Provided material →
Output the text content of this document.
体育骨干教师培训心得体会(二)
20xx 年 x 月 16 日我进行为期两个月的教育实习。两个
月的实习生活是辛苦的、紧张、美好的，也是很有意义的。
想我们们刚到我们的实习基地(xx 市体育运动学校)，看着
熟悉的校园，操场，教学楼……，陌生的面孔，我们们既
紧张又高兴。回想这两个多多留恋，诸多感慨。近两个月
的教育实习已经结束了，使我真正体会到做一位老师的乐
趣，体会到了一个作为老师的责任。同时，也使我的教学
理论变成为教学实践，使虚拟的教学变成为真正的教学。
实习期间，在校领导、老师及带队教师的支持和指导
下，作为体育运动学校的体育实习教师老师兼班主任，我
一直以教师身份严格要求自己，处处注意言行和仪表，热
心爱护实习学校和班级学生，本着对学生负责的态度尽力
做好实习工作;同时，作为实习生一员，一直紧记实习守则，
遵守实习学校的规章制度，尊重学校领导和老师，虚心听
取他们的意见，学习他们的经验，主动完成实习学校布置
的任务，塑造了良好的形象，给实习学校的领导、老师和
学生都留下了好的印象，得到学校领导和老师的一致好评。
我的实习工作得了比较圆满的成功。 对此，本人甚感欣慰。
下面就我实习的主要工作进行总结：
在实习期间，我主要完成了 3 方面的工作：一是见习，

What you need to do → Restate every entry word for word.

Complete answer →
Output the text content of this document.
体育骨干教师培训心得体会(二)
20xx 年 x 月 16 日我进行为期两个月的教育实习。两个
月的实习生活是辛苦的、紧张、美好的，也是很有意义的。
想我们们刚到我们的实习基地(xx 市体育运动学校)，看着
熟悉的校园，操场，教学楼……，陌生的面孔，我们们既
紧张又高兴。回想这两个多多留恋，诸多感慨。近两个月
的教育实习已经结束了，使我真正体会到做一位老师的乐
趣，体会到了一个作为老师的责任。同时，也使我的教学
理论变成为教学实践，使虚拟的教学变成为真正的教学。
实习期间，在校领导、老师及带队教师的支持和指导
下，作为体育运动学校的体育实习教师老师兼班主任，我
一直以教师身份严格要求自己，处处注意言行和仪表，热
心爱护实习学校和班级学生，本着对学生负责的态度尽力
做好实习工作;同时，作为实习生一员，一直紧记实习守则，
遵守实习学校的规章制度，尊重学校领导和老师，虚心听
取他们的意见，学习他们的经验，主动完成实习学校布置
的任务，塑造了良好的形象，给实习学校的领导、老师和
学生都留下了好的印象，得到学校领导和老师的一致好评。
我的实习工作得了比较圆满的成功。 对此，本人甚感欣慰。
下面就我实习的主要工作进行总结：
在实习期间，我主要完成了 3 方面的工作：一是见习，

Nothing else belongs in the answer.